From the records below, extract all the text exactly and leave the images behind.

Data items:
----------------

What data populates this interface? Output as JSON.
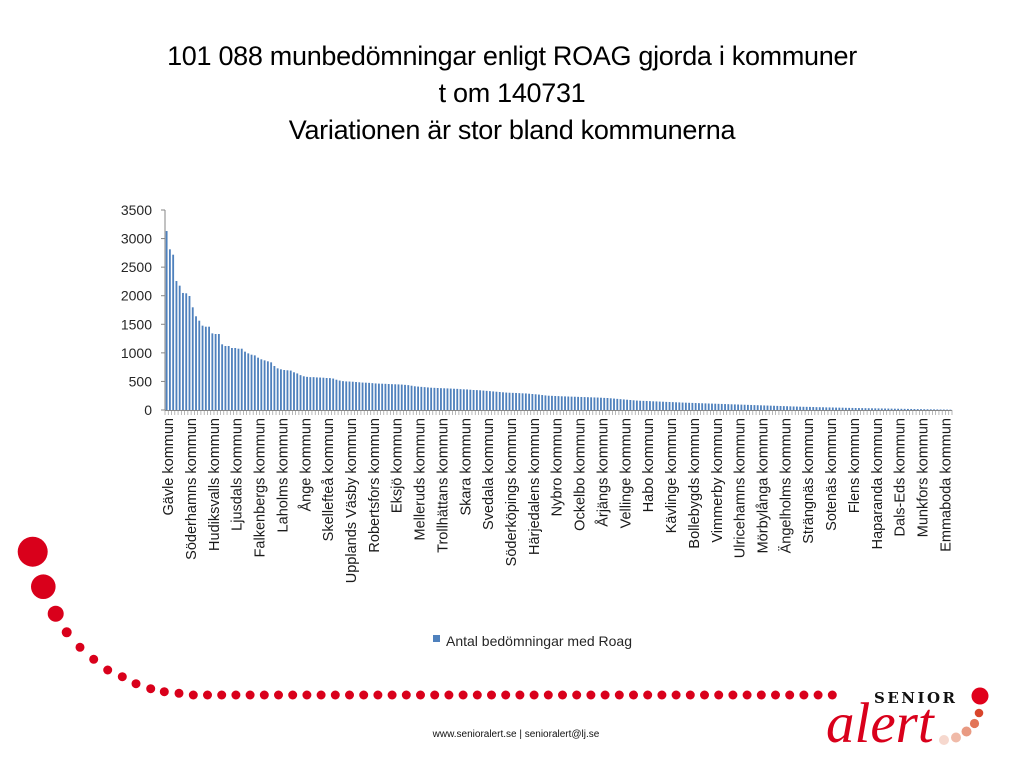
{
  "slide": {
    "title_lines": [
      "101 088 munbedömningar enligt ROAG gjorda i kommuner",
      "t om 140731",
      "Variationen är stor bland kommunerna"
    ],
    "footer": "www.senioralert.se | senioralert@lj.se",
    "logo": {
      "top": "SENIOR",
      "main": "alert"
    },
    "colors": {
      "accent_red": "#d9001b",
      "bar_blue": "#4f81bd",
      "axis_gray": "#868686"
    }
  },
  "chart_data": {
    "type": "bar",
    "title": "",
    "xlabel": "",
    "ylabel": "",
    "ylim": [
      0,
      3500
    ],
    "yticks": [
      0,
      500,
      1000,
      1500,
      2000,
      2500,
      3000,
      3500
    ],
    "grid": false,
    "legend_position": "bottom",
    "label_interval": 7,
    "categories_visible": [
      "Gävle kommun",
      "Söderhamns kommun",
      "Hudiksvalls kommun",
      "Ljusdals kommun",
      "Falkenbergs kommun",
      "Laholms kommun",
      "Ånge kommun",
      "Skellefteå kommun",
      "Upplands Väsby kommun",
      "Robertsfors kommun",
      "Eksjö kommun",
      "Melleruds kommun",
      "Trollhättans kommun",
      "Skara kommun",
      "Svedala kommun",
      "Söderköpings kommun",
      "Härjedalens kommun",
      "Nybro kommun",
      "Ockelbo kommun",
      "Årjängs kommun",
      "Vellinge kommun",
      "Habo kommun",
      "Kävlinge kommun",
      "Bollebygds kommun",
      "Vimmerby kommun",
      "Ulricehamns kommun",
      "Mörbylånga kommun",
      "Ängelholms kommun",
      "Strängnäs kommun",
      "Sotenäs kommun",
      "Flens kommun",
      "Haparanda kommun",
      "Dals-Eds kommun",
      "Munkfors kommun",
      "Emmaboda kommun"
    ],
    "series": [
      {
        "name": "Antal bedömningar med Roag",
        "color": "#4f81bd",
        "values": [
          3132,
          2812,
          2718,
          2257,
          2176,
          2048,
          2042,
          1995,
          1797,
          1640,
          1563,
          1476,
          1458,
          1458,
          1341,
          1330,
          1330,
          1149,
          1120,
          1120,
          1085,
          1085,
          1073,
          1073,
          1021,
          991,
          968,
          956,
          916,
          887,
          869,
          852,
          834,
          770,
          729,
          712,
          700,
          695,
          690,
          660,
          640,
          610,
          590,
          580,
          575,
          575,
          570,
          568,
          565,
          560,
          558,
          550,
          530,
          515,
          505,
          500,
          498,
          495,
          490,
          485,
          480,
          478,
          475,
          470,
          465,
          462,
          460,
          458,
          455,
          452,
          450,
          448,
          445,
          440,
          435,
          425,
          415,
          410,
          405,
          400,
          395,
          390,
          388,
          385,
          382,
          380,
          378,
          375,
          372,
          370,
          365,
          362,
          360,
          355,
          350,
          348,
          345,
          340,
          335,
          330,
          325,
          320,
          315,
          310,
          305,
          302,
          300,
          298,
          295,
          292,
          290,
          285,
          280,
          275,
          270,
          262,
          255,
          250,
          248,
          245,
          243,
          240,
          238,
          236,
          234,
          232,
          230,
          228,
          226,
          224,
          222,
          220,
          218,
          215,
          212,
          210,
          205,
          200,
          195,
          190,
          185,
          180,
          175,
          170,
          165,
          162,
          160,
          158,
          155,
          152,
          150,
          147,
          145,
          142,
          140,
          138,
          135,
          133,
          130,
          128,
          126,
          124,
          122,
          120,
          118,
          116,
          114,
          112,
          110,
          108,
          106,
          104,
          102,
          100,
          98,
          96,
          94,
          92,
          90,
          88,
          86,
          84,
          82,
          80,
          78,
          76,
          74,
          72,
          70,
          68,
          66,
          64,
          62,
          60,
          58,
          56,
          55,
          54,
          52,
          50,
          49,
          48,
          46,
          45,
          44,
          42,
          41,
          40,
          38,
          37,
          36,
          35,
          34,
          33,
          32,
          31,
          30,
          29,
          28,
          27,
          26,
          25,
          24,
          23,
          22,
          21,
          20,
          19,
          18,
          17,
          16,
          15,
          14,
          13,
          12,
          11,
          10,
          9,
          8,
          7,
          6
        ]
      }
    ]
  }
}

----------------

■ **REPLY TO THE TASK**
What data populates this interface? Output as JSON.
{
  "slide": {
    "title_lines": [
      "101 088 munbedömningar enligt ROAG gjorda i kommuner",
      "t om 140731",
      "Variationen är stor bland kommunerna"
    ],
    "footer": "www.senioralert.se | senioralert@lj.se",
    "logo": {
      "top": "SENIOR",
      "main": "alert"
    },
    "colors": {
      "accent_red": "#d9001b",
      "bar_blue": "#4f81bd",
      "axis_gray": "#868686"
    }
  },
  "chart_data": {
    "type": "bar",
    "title": "",
    "xlabel": "",
    "ylabel": "",
    "ylim": [
      0,
      3500
    ],
    "yticks": [
      0,
      500,
      1000,
      1500,
      2000,
      2500,
      3000,
      3500
    ],
    "grid": false,
    "legend_position": "bottom",
    "label_interval": 7,
    "categories_visible": [
      "Gävle kommun",
      "Söderhamns kommun",
      "Hudiksvalls kommun",
      "Ljusdals kommun",
      "Falkenbergs kommun",
      "Laholms kommun",
      "Ånge kommun",
      "Skellefteå kommun",
      "Upplands Väsby kommun",
      "Robertsfors kommun",
      "Eksjö kommun",
      "Melleruds kommun",
      "Trollhättans kommun",
      "Skara kommun",
      "Svedala kommun",
      "Söderköpings kommun",
      "Härjedalens kommun",
      "Nybro kommun",
      "Ockelbo kommun",
      "Årjängs kommun",
      "Vellinge kommun",
      "Habo kommun",
      "Kävlinge kommun",
      "Bollebygds kommun",
      "Vimmerby kommun",
      "Ulricehamns kommun",
      "Mörbylånga kommun",
      "Ängelholms kommun",
      "Strängnäs kommun",
      "Sotenäs kommun",
      "Flens kommun",
      "Haparanda kommun",
      "Dals-Eds kommun",
      "Munkfors kommun",
      "Emmaboda kommun"
    ],
    "series": [
      {
        "name": "Antal bedömningar med Roag",
        "color": "#4f81bd",
        "values": [
          3132,
          2812,
          2718,
          2257,
          2176,
          2048,
          2042,
          1995,
          1797,
          1640,
          1563,
          1476,
          1458,
          1458,
          1341,
          1330,
          1330,
          1149,
          1120,
          1120,
          1085,
          1085,
          1073,
          1073,
          1021,
          991,
          968,
          956,
          916,
          887,
          869,
          852,
          834,
          770,
          729,
          712,
          700,
          695,
          690,
          660,
          640,
          610,
          590,
          580,
          575,
          575,
          570,
          568,
          565,
          560,
          558,
          550,
          530,
          515,
          505,
          500,
          498,
          495,
          490,
          485,
          480,
          478,
          475,
          470,
          465,
          462,
          460,
          458,
          455,
          452,
          450,
          448,
          445,
          440,
          435,
          425,
          415,
          410,
          405,
          400,
          395,
          390,
          388,
          385,
          382,
          380,
          378,
          375,
          372,
          370,
          365,
          362,
          360,
          355,
          350,
          348,
          345,
          340,
          335,
          330,
          325,
          320,
          315,
          310,
          305,
          302,
          300,
          298,
          295,
          292,
          290,
          285,
          280,
          275,
          270,
          262,
          255,
          250,
          248,
          245,
          243,
          240,
          238,
          236,
          234,
          232,
          230,
          228,
          226,
          224,
          222,
          220,
          218,
          215,
          212,
          210,
          205,
          200,
          195,
          190,
          185,
          180,
          175,
          170,
          165,
          162,
          160,
          158,
          155,
          152,
          150,
          147,
          145,
          142,
          140,
          138,
          135,
          133,
          130,
          128,
          126,
          124,
          122,
          120,
          118,
          116,
          114,
          112,
          110,
          108,
          106,
          104,
          102,
          100,
          98,
          96,
          94,
          92,
          90,
          88,
          86,
          84,
          82,
          80,
          78,
          76,
          74,
          72,
          70,
          68,
          66,
          64,
          62,
          60,
          58,
          56,
          55,
          54,
          52,
          50,
          49,
          48,
          46,
          45,
          44,
          42,
          41,
          40,
          38,
          37,
          36,
          35,
          34,
          33,
          32,
          31,
          30,
          29,
          28,
          27,
          26,
          25,
          24,
          23,
          22,
          21,
          20,
          19,
          18,
          17,
          16,
          15,
          14,
          13,
          12,
          11,
          10,
          9,
          8,
          7,
          6
        ]
      }
    ]
  }
}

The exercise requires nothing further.